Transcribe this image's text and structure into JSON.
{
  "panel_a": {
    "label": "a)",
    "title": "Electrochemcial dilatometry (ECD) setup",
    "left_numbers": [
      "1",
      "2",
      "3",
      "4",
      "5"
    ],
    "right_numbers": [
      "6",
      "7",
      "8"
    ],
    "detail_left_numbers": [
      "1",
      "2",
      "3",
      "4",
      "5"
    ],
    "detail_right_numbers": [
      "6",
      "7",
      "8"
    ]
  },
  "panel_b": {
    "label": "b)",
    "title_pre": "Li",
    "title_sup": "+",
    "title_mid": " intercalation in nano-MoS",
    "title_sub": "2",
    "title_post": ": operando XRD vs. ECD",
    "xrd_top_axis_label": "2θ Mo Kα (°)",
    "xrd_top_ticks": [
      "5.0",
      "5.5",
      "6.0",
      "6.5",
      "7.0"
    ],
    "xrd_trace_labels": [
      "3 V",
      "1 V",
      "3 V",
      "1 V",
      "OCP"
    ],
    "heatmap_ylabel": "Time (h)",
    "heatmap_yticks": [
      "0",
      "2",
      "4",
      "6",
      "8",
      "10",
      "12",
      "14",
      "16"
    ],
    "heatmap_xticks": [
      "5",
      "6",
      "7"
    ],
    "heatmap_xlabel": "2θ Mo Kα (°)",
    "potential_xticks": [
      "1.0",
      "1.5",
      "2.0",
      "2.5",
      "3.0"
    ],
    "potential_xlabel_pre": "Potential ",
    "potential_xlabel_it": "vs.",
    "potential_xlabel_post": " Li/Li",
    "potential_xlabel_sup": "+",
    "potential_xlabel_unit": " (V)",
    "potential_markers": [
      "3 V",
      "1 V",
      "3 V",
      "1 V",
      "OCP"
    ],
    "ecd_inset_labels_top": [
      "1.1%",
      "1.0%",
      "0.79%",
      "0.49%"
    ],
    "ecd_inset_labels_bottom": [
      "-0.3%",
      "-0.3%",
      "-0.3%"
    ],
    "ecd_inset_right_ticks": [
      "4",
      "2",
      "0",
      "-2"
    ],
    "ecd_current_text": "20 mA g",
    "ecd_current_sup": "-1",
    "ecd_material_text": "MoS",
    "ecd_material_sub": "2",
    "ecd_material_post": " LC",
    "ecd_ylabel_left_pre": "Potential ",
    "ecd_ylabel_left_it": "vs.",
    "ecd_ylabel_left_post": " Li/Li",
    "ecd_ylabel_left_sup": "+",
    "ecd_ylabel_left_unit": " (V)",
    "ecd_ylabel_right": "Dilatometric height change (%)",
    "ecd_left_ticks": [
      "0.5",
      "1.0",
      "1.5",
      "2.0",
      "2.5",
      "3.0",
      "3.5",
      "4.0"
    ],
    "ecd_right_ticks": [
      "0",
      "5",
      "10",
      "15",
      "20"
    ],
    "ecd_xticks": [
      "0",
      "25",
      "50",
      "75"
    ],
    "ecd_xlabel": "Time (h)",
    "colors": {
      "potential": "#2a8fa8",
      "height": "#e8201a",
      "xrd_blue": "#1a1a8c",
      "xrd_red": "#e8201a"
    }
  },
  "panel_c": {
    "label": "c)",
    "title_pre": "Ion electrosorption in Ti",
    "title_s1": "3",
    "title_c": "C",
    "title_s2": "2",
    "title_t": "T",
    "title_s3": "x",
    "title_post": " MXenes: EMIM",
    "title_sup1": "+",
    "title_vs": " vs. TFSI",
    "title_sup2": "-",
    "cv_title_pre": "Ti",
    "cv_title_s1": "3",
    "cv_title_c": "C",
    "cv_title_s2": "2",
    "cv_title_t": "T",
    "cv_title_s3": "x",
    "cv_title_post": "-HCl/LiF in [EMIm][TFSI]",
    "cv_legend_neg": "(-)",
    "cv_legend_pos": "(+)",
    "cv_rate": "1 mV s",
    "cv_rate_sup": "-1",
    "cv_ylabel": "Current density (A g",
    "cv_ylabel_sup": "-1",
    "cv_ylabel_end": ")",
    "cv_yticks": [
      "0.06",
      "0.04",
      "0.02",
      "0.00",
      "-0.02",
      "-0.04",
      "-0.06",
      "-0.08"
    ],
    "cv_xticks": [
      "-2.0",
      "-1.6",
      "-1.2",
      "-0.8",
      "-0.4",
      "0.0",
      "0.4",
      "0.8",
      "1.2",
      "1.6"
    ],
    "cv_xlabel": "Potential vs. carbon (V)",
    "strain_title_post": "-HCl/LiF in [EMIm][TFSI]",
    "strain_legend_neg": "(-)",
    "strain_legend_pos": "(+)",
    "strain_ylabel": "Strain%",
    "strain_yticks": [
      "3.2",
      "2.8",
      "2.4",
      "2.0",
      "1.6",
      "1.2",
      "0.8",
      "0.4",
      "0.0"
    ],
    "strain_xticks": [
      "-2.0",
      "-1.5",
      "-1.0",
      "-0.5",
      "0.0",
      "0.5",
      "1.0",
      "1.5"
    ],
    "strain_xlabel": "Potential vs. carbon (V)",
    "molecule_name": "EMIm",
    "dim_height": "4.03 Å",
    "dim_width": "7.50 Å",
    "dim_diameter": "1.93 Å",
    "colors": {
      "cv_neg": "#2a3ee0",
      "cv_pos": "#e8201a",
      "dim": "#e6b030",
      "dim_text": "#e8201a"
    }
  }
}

= Objective =
Write the entire listing out again, word for word.

= Exercise result =
Transcribe this image's text and structure into JSON.
{
  "panel_a": {
    "label": "a)",
    "title": "Electrochemcial dilatometry (ECD) setup",
    "left_numbers": [
      "1",
      "2",
      "3",
      "4",
      "5"
    ],
    "right_numbers": [
      "6",
      "7",
      "8"
    ],
    "detail_left_numbers": [
      "1",
      "2",
      "3",
      "4",
      "5"
    ],
    "detail_right_numbers": [
      "6",
      "7",
      "8"
    ]
  },
  "panel_b": {
    "label": "b)",
    "title_pre": "Li",
    "title_sup": "+",
    "title_mid": " intercalation in nano-MoS",
    "title_sub": "2",
    "title_post": ": operando XRD vs. ECD",
    "xrd_top_axis_label": "2θ Mo Kα (°)",
    "xrd_top_ticks": [
      "5.0",
      "5.5",
      "6.0",
      "6.5",
      "7.0"
    ],
    "xrd_trace_labels": [
      "3 V",
      "1 V",
      "3 V",
      "1 V",
      "OCP"
    ],
    "heatmap_ylabel": "Time (h)",
    "heatmap_yticks": [
      "0",
      "2",
      "4",
      "6",
      "8",
      "10",
      "12",
      "14",
      "16"
    ],
    "heatmap_xticks": [
      "5",
      "6",
      "7"
    ],
    "heatmap_xlabel": "2θ Mo Kα (°)",
    "potential_xticks": [
      "1.0",
      "1.5",
      "2.0",
      "2.5",
      "3.0"
    ],
    "potential_xlabel_pre": "Potential ",
    "potential_xlabel_it": "vs.",
    "potential_xlabel_post": " Li/Li",
    "potential_xlabel_sup": "+",
    "potential_xlabel_unit": " (V)",
    "potential_markers": [
      "3 V",
      "1 V",
      "3 V",
      "1 V",
      "OCP"
    ],
    "ecd_inset_labels_top": [
      "1.1%",
      "1.0%",
      "0.79%",
      "0.49%"
    ],
    "ecd_inset_labels_bottom": [
      "-0.3%",
      "-0.3%",
      "-0.3%"
    ],
    "ecd_inset_right_ticks": [
      "4",
      "2",
      "0",
      "-2"
    ],
    "ecd_current_text": "20 mA g",
    "ecd_current_sup": "-1",
    "ecd_material_text": "MoS",
    "ecd_material_sub": "2",
    "ecd_material_post": " LC",
    "ecd_ylabel_left_pre": "Potential ",
    "ecd_ylabel_left_it": "vs.",
    "ecd_ylabel_left_post": " Li/Li",
    "ecd_ylabel_left_sup": "+",
    "ecd_ylabel_left_unit": " (V)",
    "ecd_ylabel_right": "Dilatometric height change (%)",
    "ecd_left_ticks": [
      "0.5",
      "1.0",
      "1.5",
      "2.0",
      "2.5",
      "3.0",
      "3.5",
      "4.0"
    ],
    "ecd_right_ticks": [
      "0",
      "5",
      "10",
      "15",
      "20"
    ],
    "ecd_xticks": [
      "0",
      "25",
      "50",
      "75"
    ],
    "ecd_xlabel": "Time (h)",
    "colors": {
      "potential": "#2a8fa8",
      "height": "#e8201a",
      "xrd_blue": "#1a1a8c",
      "xrd_red": "#e8201a"
    }
  },
  "panel_c": {
    "label": "c)",
    "title_pre": "Ion electrosorption in Ti",
    "title_s1": "3",
    "title_c": "C",
    "title_s2": "2",
    "title_t": "T",
    "title_s3": "x",
    "title_post": " MXenes: EMIM",
    "title_sup1": "+",
    "title_vs": " vs. TFSI",
    "title_sup2": "-",
    "cv_title_pre": "Ti",
    "cv_title_s1": "3",
    "cv_title_c": "C",
    "cv_title_s2": "2",
    "cv_title_t": "T",
    "cv_title_s3": "x",
    "cv_title_post": "-HCl/LiF in [EMIm][TFSI]",
    "cv_legend_neg": "(-)",
    "cv_legend_pos": "(+)",
    "cv_rate": "1 mV s",
    "cv_rate_sup": "-1",
    "cv_ylabel": "Current density (A g",
    "cv_ylabel_sup": "-1",
    "cv_ylabel_end": ")",
    "cv_yticks": [
      "0.06",
      "0.04",
      "0.02",
      "0.00",
      "-0.02",
      "-0.04",
      "-0.06",
      "-0.08"
    ],
    "cv_xticks": [
      "-2.0",
      "-1.6",
      "-1.2",
      "-0.8",
      "-0.4",
      "0.0",
      "0.4",
      "0.8",
      "1.2",
      "1.6"
    ],
    "cv_xlabel": "Potential vs. carbon (V)",
    "strain_title_post": "-HCl/LiF in [EMIm][TFSI]",
    "strain_legend_neg": "(-)",
    "strain_legend_pos": "(+)",
    "strain_ylabel": "Strain%",
    "strain_yticks": [
      "3.2",
      "2.8",
      "2.4",
      "2.0",
      "1.6",
      "1.2",
      "0.8",
      "0.4",
      "0.0"
    ],
    "strain_xticks": [
      "-2.0",
      "-1.5",
      "-1.0",
      "-0.5",
      "0.0",
      "0.5",
      "1.0",
      "1.5"
    ],
    "strain_xlabel": "Potential vs. carbon (V)",
    "molecule_name": "EMIm",
    "dim_height": "4.03 Å",
    "dim_width": "7.50 Å",
    "dim_diameter": "1.93 Å",
    "colors": {
      "cv_neg": "#2a3ee0",
      "cv_pos": "#e8201a",
      "dim": "#e6b030",
      "dim_text": "#e8201a"
    }
  }
}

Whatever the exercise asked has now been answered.